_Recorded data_
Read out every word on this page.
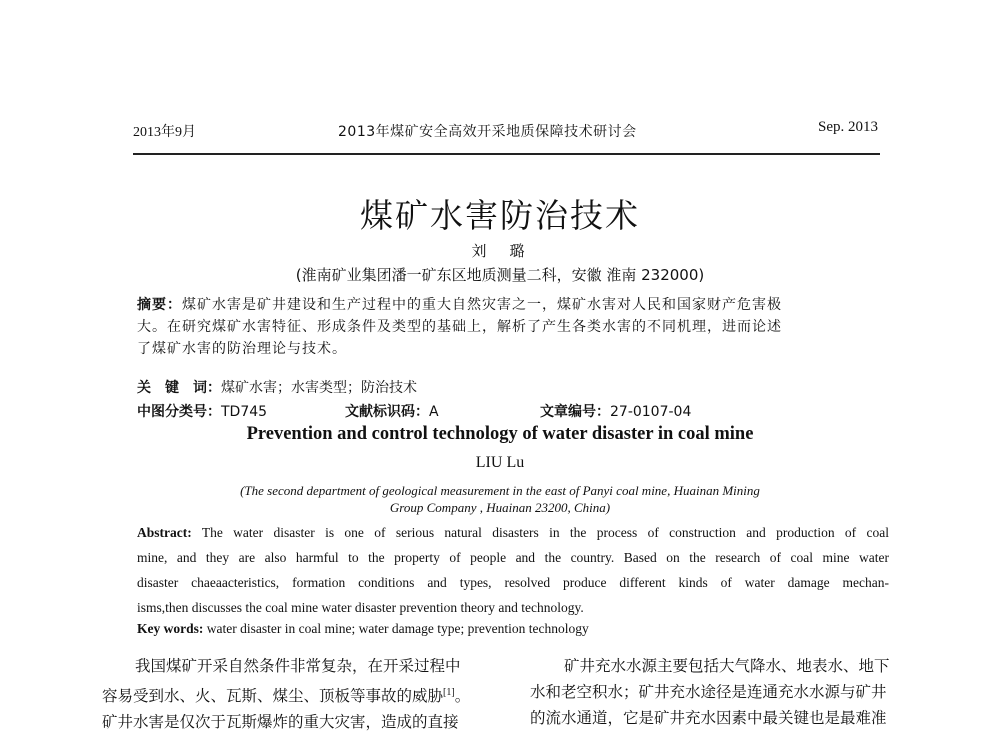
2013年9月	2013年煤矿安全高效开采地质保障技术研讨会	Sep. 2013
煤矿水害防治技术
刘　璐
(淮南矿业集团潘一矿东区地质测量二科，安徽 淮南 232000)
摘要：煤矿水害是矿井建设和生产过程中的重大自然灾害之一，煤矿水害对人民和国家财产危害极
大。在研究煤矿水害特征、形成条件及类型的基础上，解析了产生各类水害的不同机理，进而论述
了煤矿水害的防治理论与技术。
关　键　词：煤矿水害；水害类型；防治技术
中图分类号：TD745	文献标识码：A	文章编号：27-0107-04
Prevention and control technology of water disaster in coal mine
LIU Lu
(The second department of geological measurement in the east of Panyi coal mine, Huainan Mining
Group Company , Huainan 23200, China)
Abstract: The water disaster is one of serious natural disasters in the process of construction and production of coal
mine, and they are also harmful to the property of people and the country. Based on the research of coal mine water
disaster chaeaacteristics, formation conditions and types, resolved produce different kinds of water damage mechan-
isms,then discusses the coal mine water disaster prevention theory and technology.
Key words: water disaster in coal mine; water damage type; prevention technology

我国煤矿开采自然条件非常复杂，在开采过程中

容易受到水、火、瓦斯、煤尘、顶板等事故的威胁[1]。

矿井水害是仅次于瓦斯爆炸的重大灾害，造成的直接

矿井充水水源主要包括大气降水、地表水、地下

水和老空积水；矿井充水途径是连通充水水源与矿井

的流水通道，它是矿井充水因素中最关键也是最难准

_Task details_
From the entries above, extract each line containing "Huainan".

_Expected output_
(The second department of geological measurement in the east of Panyi coal mine, Huainan Mining
Group Company , Huainan 23200, China)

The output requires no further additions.